═══ Entries shown

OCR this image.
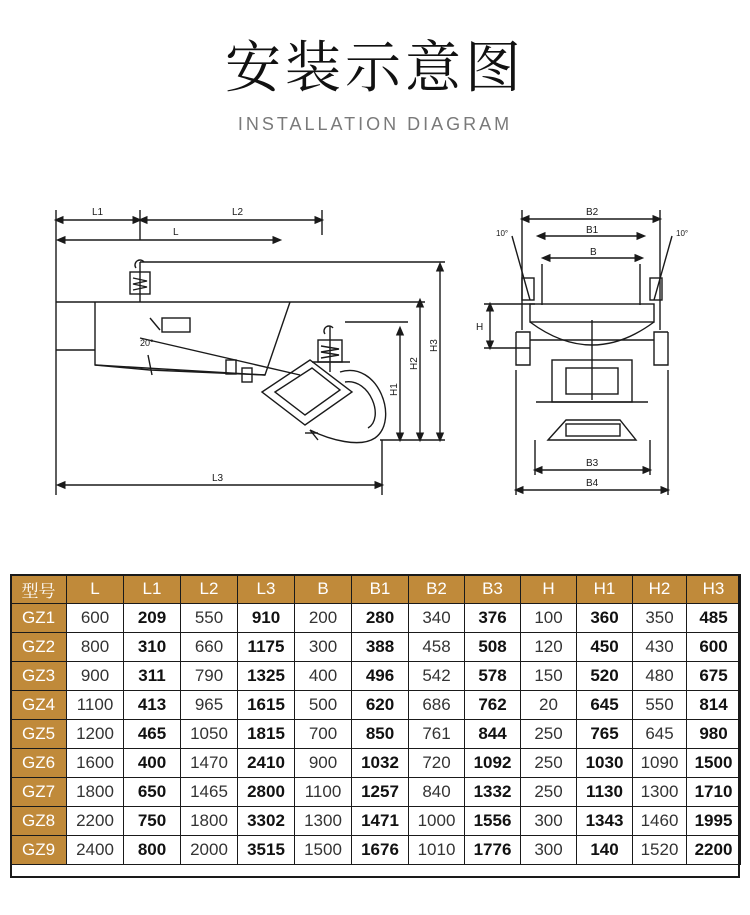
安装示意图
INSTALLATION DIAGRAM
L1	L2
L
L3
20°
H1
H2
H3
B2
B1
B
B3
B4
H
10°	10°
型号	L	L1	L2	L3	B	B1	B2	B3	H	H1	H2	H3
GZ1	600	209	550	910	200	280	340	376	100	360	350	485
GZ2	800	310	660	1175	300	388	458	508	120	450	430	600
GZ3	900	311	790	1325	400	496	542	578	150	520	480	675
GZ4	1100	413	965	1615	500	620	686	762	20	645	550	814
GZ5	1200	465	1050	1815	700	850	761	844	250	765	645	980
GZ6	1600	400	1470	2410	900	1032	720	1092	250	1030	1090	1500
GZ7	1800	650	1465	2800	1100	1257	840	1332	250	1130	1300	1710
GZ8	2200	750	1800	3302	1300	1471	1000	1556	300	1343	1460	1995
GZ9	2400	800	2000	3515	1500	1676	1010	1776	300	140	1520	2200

══════
═══ Entries shown

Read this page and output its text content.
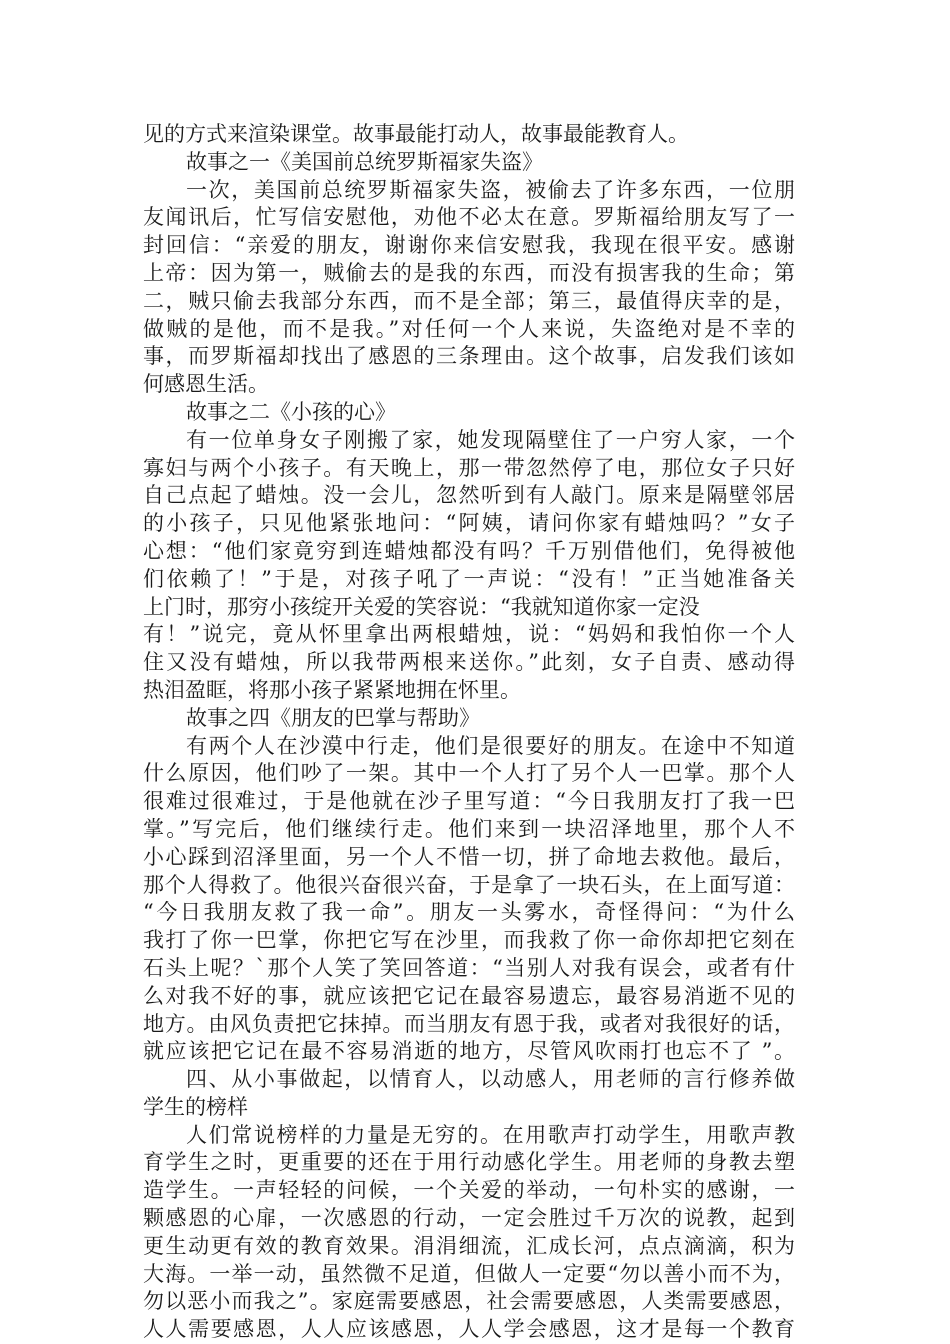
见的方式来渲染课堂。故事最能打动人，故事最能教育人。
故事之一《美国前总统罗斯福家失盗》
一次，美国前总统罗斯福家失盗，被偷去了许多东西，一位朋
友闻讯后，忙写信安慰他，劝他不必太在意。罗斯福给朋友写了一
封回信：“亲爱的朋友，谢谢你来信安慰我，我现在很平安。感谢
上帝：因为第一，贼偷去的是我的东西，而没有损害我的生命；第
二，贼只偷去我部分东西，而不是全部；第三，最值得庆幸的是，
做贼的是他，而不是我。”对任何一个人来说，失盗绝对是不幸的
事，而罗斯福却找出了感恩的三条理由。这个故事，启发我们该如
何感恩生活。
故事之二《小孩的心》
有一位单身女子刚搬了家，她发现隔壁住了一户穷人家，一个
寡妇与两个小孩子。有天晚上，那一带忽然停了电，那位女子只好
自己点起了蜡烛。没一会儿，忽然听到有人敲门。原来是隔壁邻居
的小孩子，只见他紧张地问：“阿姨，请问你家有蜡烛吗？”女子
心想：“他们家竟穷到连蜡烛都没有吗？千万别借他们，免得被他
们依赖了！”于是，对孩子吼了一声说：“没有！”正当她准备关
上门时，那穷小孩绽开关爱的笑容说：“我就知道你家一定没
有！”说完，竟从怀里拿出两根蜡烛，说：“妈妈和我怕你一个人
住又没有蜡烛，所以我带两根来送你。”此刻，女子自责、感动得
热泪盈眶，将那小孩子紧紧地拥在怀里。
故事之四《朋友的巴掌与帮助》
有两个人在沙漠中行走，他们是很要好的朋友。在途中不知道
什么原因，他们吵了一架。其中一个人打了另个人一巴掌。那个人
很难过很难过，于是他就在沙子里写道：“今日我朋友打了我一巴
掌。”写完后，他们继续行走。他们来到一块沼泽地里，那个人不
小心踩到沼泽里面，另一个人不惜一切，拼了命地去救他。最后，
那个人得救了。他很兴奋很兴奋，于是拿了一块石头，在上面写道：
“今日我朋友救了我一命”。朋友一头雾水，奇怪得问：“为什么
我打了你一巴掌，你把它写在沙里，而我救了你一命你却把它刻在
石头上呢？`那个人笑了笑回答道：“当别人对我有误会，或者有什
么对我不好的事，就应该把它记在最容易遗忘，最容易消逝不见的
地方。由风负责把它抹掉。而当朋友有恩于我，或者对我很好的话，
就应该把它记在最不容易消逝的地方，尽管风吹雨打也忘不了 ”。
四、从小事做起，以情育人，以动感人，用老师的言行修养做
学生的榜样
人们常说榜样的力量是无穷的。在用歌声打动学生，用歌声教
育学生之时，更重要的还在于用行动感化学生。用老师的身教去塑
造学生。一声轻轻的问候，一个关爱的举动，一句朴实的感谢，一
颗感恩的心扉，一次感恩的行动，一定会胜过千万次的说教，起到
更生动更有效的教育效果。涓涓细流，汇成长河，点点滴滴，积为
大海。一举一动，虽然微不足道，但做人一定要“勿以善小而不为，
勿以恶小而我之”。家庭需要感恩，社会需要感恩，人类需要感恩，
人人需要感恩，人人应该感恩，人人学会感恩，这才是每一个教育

══════
═══ Entries shown

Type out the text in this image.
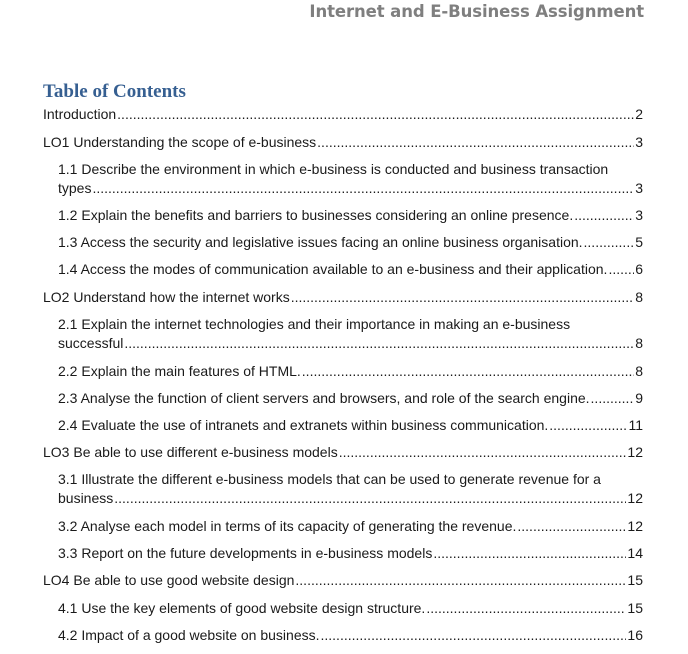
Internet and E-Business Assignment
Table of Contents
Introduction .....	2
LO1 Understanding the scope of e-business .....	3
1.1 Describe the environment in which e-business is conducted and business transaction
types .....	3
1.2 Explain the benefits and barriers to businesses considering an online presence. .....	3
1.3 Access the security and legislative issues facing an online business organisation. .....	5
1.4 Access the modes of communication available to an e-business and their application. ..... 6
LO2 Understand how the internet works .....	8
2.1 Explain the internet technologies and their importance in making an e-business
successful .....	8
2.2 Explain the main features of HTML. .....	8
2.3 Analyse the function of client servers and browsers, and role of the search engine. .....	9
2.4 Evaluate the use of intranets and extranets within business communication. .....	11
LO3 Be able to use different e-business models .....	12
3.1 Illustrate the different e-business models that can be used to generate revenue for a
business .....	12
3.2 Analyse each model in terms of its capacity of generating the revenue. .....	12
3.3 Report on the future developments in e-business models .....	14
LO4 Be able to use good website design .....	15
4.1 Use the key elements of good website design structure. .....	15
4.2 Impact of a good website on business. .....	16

══════

▶ **Exercise details**: Sift the material for lines with the string "models". Copy each one found.

▶ **Response to the task**:
LO3 Be able to use different e-business models .....	12
3.1 Illustrate the different e-business models that can be used to generate revenue for a
3.3 Report on the future developments in e-business models .....	14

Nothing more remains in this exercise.